**Short problem:** Restate the whole listing word for word. Pictures are left out.

**Exercise inputs:**
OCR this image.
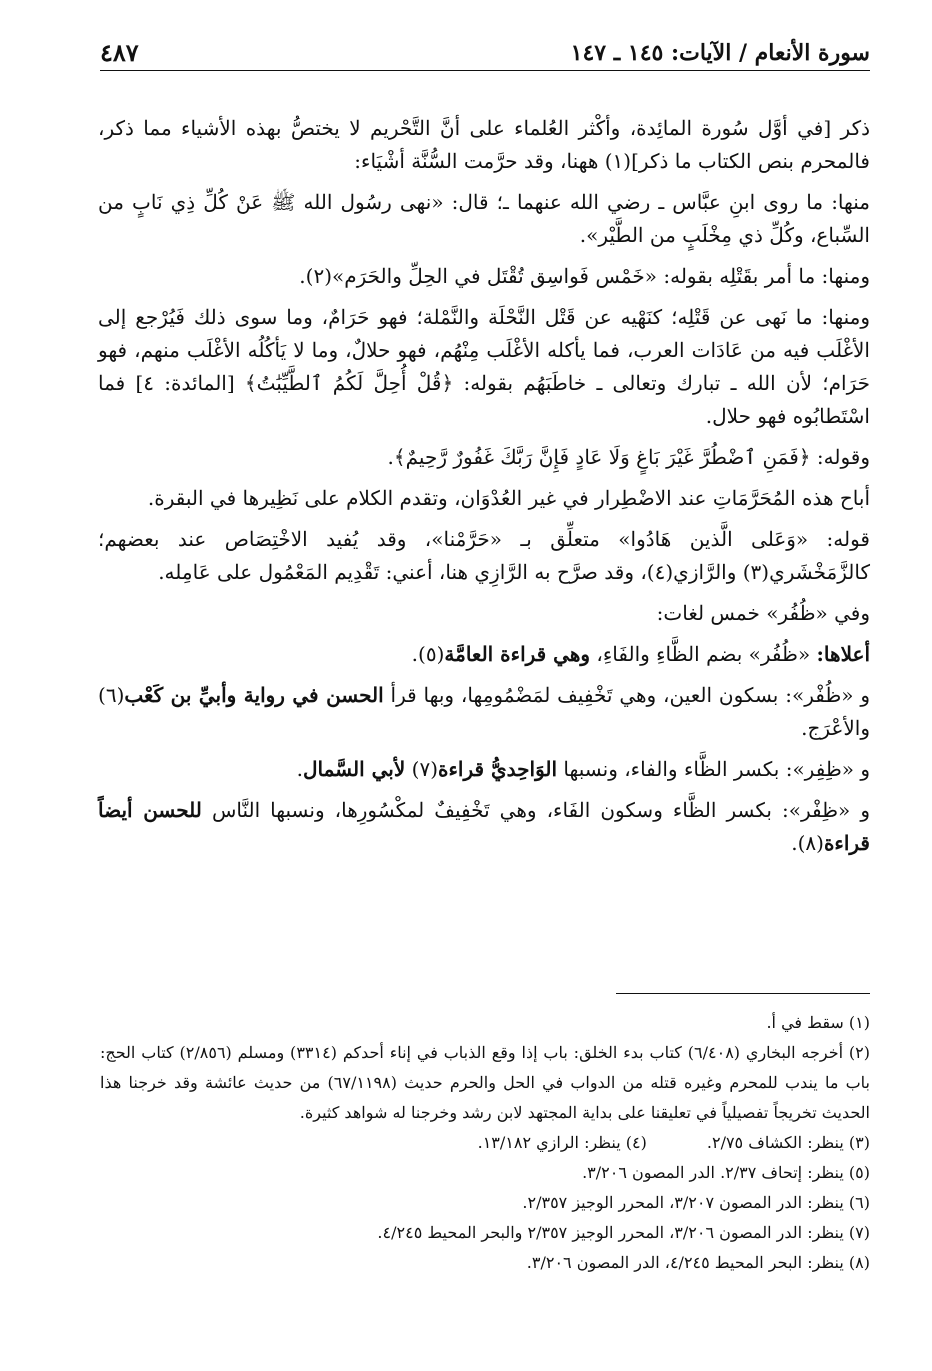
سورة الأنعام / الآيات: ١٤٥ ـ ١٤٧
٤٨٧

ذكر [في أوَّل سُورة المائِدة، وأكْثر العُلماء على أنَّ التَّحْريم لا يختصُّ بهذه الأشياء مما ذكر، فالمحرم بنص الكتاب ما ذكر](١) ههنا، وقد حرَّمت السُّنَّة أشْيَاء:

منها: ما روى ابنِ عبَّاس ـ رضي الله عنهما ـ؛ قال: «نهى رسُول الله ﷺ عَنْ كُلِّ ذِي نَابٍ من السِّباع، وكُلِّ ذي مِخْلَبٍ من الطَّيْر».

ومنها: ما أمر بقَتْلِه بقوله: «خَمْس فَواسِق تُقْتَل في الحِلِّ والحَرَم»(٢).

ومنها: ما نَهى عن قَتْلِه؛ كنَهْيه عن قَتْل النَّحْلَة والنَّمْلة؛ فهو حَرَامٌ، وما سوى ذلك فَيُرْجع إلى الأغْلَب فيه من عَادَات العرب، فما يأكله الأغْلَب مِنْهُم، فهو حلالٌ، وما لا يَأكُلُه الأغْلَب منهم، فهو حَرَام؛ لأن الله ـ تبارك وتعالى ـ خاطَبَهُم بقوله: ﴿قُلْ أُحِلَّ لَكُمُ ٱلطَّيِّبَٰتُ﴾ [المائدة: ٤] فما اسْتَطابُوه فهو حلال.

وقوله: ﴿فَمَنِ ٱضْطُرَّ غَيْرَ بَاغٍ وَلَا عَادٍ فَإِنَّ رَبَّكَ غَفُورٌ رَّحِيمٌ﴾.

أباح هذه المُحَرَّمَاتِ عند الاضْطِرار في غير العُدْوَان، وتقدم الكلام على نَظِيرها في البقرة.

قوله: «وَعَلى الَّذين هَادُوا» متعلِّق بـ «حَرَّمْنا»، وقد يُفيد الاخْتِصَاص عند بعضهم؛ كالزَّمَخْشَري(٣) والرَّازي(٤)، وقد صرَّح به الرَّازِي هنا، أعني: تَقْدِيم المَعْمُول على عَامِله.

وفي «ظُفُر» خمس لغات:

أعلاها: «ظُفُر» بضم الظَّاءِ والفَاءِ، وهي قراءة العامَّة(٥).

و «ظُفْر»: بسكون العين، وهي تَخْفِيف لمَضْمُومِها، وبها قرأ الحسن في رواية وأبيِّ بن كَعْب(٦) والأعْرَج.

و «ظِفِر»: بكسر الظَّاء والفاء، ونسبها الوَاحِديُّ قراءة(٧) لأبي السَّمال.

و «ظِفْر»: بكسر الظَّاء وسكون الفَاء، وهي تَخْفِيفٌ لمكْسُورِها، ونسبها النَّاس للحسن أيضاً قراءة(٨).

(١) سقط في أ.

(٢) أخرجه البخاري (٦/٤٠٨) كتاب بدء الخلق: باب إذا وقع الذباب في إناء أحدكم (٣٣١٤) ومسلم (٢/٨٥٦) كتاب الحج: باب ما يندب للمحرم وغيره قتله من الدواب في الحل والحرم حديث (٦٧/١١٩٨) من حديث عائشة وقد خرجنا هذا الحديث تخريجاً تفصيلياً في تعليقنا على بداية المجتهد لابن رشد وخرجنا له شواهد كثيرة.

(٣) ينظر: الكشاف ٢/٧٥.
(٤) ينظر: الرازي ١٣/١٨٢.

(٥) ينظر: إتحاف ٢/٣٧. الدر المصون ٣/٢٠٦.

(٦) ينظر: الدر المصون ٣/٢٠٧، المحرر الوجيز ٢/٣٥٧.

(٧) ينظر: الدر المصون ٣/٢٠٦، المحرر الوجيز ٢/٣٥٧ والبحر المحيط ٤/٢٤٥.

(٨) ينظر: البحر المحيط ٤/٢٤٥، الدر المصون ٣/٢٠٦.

**Response to the exercise:**
OCR this image.
سورة الأنعام / الآيات: ١٤٥ ـ ١٤٧
٤٨٧

ذكر [في أوَّل سُورة المائِدة، وأكْثر العُلماء على أنَّ التَّحْريم لا يختصُّ بهذه الأشياء مما ذكر، فالمحرم بنص الكتاب ما ذكر](١) ههنا، وقد حرَّمت السُّنَّة أشْيَاء:

منها: ما روى ابنِ عبَّاس ـ رضي الله عنهما ـ؛ قال: «نهى رسُول الله ﷺ عَنْ كُلِّ ذِي نَابٍ من السِّباع، وكُلِّ ذي مِخْلَبٍ من الطَّيْر».

ومنها: ما أمر بقَتْلِه بقوله: «خَمْس فَواسِق تُقْتَل في الحِلِّ والحَرَم»(٢).

ومنها: ما نَهى عن قَتْلِه؛ كنَهْيه عن قَتْل النَّحْلَة والنَّمْلة؛ فهو حَرَامٌ، وما سوى ذلك فَيُرْجع إلى الأغْلَب فيه من عَادَات العرب، فما يأكله الأغْلَب مِنْهُم، فهو حلالٌ، وما لا يَأكُلُه الأغْلَب منهم، فهو حَرَام؛ لأن الله ـ تبارك وتعالى ـ خاطَبَهُم بقوله: ﴿قُلْ أُحِلَّ لَكُمُ ٱلطَّيِّبَٰتُ﴾ [المائدة: ٤] فما اسْتَطابُوه فهو حلال.

وقوله: ﴿فَمَنِ ٱضْطُرَّ غَيْرَ بَاغٍ وَلَا عَادٍ فَإِنَّ رَبَّكَ غَفُورٌ رَّحِيمٌ﴾.

أباح هذه المُحَرَّمَاتِ عند الاضْطِرار في غير العُدْوَان، وتقدم الكلام على نَظِيرها في البقرة.

قوله: «وَعَلى الَّذين هَادُوا» متعلِّق بـ «حَرَّمْنا»، وقد يُفيد الاخْتِصَاص عند بعضهم؛ كالزَّمَخْشَري(٣) والرَّازي(٤)، وقد صرَّح به الرَّازِي هنا، أعني: تَقْدِيم المَعْمُول على عَامِله.

وفي «ظُفُر» خمس لغات:

أعلاها: «ظُفُر» بضم الظَّاءِ والفَاءِ، وهي قراءة العامَّة(٥).

و «ظُفْر»: بسكون العين، وهي تَخْفِيف لمَضْمُومِها، وبها قرأ الحسن في رواية وأبيِّ بن كَعْب(٦) والأعْرَج.

و «ظِفِر»: بكسر الظَّاء والفاء، ونسبها الوَاحِديُّ قراءة(٧) لأبي السَّمال.

و «ظِفْر»: بكسر الظَّاء وسكون الفَاء، وهي تَخْفِيفٌ لمكْسُورِها، ونسبها النَّاس للحسن أيضاً قراءة(٨).

(١) سقط في أ.

(٢) أخرجه البخاري (٦/٤٠٨) كتاب بدء الخلق: باب إذا وقع الذباب في إناء أحدكم (٣٣١٤) ومسلم (٢/٨٥٦) كتاب الحج: باب ما يندب للمحرم وغيره قتله من الدواب في الحل والحرم حديث (٦٧/١١٩٨) من حديث عائشة وقد خرجنا هذا الحديث تخريجاً تفصيلياً في تعليقنا على بداية المجتهد لابن رشد وخرجنا له شواهد كثيرة.

(٣) ينظر: الكشاف ٢/٧٥.
(٤) ينظر: الرازي ١٣/١٨٢.

(٥) ينظر: إتحاف ٢/٣٧. الدر المصون ٣/٢٠٦.

(٦) ينظر: الدر المصون ٣/٢٠٧، المحرر الوجيز ٢/٣٥٧.

(٧) ينظر: الدر المصون ٣/٢٠٦، المحرر الوجيز ٢/٣٥٧ والبحر المحيط ٤/٢٤٥.

(٨) ينظر: البحر المحيط ٤/٢٤٥، الدر المصون ٣/٢٠٦.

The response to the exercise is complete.